* BEGIN RECORDED DATA *
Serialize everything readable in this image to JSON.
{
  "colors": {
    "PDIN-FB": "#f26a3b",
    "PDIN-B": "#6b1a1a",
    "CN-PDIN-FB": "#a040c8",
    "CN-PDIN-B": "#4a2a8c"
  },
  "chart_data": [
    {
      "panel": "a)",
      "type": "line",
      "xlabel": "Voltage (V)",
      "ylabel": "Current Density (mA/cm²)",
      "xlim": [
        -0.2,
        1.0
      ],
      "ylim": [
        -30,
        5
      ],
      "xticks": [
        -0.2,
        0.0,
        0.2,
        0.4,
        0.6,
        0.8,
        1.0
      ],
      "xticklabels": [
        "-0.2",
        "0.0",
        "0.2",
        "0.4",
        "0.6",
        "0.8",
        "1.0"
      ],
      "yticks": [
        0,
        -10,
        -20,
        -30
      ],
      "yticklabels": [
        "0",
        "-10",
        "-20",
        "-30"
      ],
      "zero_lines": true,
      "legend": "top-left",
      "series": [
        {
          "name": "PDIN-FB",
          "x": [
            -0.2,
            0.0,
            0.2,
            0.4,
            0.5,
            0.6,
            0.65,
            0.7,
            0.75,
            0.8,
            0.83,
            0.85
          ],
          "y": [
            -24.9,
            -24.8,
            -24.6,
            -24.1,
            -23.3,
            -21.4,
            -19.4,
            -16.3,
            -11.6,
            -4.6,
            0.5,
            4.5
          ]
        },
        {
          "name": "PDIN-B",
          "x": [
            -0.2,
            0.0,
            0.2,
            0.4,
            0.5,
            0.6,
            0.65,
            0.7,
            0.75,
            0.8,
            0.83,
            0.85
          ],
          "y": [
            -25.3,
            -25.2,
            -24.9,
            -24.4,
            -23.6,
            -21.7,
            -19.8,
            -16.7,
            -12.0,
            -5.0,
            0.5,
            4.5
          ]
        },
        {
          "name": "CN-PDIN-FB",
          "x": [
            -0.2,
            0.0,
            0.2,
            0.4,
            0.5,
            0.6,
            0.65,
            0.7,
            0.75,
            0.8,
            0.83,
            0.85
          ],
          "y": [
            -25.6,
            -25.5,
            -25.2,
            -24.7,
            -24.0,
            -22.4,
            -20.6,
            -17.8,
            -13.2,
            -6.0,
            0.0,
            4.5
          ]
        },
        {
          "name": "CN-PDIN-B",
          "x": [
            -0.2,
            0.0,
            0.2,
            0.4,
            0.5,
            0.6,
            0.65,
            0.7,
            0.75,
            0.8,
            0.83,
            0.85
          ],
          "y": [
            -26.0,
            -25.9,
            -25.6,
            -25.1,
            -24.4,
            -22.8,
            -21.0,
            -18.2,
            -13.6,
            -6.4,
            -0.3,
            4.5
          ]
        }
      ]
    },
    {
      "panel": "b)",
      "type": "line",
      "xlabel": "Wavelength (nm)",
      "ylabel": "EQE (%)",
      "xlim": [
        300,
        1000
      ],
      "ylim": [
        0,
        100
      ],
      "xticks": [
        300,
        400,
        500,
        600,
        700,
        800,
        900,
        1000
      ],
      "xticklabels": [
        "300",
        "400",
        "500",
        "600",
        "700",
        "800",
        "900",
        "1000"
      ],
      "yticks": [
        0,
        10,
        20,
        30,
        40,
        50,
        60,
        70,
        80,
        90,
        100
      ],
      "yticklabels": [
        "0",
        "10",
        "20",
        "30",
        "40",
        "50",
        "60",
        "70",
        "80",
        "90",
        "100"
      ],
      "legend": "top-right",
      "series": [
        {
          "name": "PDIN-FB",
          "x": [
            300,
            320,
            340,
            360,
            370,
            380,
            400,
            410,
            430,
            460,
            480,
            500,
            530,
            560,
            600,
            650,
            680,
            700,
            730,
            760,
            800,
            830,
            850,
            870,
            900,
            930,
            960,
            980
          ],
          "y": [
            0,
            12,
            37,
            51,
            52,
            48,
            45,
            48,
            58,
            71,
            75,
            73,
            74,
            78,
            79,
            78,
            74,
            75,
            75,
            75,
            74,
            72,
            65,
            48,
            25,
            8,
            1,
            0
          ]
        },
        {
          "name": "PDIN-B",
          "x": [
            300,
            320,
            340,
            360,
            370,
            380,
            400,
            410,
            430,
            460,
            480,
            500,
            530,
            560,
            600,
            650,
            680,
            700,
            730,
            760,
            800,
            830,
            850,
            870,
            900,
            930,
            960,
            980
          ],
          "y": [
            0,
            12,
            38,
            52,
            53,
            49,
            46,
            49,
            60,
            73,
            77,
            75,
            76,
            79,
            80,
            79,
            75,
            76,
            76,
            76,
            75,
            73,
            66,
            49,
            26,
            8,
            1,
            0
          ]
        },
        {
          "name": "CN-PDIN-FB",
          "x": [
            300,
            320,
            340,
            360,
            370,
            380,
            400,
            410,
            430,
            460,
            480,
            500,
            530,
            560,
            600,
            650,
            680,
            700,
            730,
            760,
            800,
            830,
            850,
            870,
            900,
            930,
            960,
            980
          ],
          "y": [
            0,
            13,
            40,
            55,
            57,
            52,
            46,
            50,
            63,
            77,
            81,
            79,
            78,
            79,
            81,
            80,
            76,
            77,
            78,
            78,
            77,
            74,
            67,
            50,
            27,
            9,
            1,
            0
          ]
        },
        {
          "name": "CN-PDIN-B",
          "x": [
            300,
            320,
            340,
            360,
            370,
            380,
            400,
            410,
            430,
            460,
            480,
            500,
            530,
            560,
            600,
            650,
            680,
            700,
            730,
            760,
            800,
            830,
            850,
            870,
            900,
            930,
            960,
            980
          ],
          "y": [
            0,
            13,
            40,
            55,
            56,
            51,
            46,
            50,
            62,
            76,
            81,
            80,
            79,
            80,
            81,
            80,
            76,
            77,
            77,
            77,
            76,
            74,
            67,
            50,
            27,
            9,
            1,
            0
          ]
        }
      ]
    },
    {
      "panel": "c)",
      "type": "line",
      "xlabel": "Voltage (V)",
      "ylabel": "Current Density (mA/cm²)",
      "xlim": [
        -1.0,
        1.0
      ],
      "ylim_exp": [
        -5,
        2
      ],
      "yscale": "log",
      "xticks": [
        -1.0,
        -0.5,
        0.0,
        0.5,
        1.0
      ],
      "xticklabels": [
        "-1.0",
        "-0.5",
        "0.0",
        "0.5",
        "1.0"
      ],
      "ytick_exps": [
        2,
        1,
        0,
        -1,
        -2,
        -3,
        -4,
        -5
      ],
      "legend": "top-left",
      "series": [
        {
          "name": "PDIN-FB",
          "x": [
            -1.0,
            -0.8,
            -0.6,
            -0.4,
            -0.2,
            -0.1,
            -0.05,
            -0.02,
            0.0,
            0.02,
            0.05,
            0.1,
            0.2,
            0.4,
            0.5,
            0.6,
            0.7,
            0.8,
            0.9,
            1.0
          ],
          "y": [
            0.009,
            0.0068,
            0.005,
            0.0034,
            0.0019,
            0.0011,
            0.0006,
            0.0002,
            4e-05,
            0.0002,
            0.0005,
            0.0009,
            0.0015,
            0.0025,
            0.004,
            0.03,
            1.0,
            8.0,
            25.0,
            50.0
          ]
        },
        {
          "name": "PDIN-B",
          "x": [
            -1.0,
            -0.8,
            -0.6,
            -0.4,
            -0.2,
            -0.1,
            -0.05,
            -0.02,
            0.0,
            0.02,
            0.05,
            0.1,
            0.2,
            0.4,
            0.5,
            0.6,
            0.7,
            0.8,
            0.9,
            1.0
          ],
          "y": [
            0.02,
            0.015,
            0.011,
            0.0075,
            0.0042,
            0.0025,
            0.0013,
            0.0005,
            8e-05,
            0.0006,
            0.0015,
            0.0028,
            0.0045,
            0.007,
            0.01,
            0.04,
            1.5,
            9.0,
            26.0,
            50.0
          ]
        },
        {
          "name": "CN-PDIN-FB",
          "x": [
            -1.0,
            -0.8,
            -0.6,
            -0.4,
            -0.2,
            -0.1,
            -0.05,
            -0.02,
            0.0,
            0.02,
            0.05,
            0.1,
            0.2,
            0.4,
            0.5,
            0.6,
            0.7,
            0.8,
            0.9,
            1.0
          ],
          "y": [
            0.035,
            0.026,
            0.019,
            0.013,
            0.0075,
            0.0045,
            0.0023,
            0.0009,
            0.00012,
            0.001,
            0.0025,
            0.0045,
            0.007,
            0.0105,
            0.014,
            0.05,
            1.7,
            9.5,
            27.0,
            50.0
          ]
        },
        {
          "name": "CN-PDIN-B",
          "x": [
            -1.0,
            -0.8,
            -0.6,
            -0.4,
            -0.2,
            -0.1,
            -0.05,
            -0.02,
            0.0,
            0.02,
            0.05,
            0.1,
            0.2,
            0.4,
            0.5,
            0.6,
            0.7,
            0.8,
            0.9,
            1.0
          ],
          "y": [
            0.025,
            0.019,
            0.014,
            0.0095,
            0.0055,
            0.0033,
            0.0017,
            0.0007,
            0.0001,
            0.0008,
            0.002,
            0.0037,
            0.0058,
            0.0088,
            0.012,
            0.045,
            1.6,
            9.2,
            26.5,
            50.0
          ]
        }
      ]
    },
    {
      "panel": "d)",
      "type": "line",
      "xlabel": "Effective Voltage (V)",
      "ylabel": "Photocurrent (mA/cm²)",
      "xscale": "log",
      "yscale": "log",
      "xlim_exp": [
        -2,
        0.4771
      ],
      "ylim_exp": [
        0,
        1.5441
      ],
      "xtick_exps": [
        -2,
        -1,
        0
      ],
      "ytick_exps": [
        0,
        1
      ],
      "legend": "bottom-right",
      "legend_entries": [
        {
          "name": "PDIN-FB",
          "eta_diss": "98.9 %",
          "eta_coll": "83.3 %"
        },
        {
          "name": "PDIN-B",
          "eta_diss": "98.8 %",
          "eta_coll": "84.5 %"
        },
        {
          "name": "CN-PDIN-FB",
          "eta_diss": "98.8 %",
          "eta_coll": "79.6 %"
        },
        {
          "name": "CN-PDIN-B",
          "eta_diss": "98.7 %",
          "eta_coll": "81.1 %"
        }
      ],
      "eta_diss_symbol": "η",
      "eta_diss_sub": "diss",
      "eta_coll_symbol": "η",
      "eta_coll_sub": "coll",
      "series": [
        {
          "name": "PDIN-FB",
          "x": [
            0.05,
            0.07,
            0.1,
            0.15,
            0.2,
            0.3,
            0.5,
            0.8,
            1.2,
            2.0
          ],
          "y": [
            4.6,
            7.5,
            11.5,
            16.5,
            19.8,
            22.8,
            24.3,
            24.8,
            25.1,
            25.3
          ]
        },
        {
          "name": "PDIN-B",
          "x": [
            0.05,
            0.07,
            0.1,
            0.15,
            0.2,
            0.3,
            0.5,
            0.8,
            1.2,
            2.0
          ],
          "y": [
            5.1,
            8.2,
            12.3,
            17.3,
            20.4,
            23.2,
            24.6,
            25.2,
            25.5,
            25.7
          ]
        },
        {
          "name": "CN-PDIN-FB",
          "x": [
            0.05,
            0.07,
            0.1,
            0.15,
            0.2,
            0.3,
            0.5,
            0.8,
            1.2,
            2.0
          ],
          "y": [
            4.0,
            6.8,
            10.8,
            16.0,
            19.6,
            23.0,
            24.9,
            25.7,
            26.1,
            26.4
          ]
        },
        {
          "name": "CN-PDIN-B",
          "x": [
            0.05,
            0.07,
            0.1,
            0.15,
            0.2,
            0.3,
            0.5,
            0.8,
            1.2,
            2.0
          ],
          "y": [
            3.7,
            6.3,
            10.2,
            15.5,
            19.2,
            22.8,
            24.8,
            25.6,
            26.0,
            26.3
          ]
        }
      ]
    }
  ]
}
* END RECORDED DATA *
Wherever a line in the data above holds "ylabel", copy that line.

      "ylabel": "Current Density (mA/cm²)",
      "ylabel": "EQE (%)",
      "ylabel": "Current Density (mA/cm²)",
      "ylabel": "Photocurrent (mA/cm²)",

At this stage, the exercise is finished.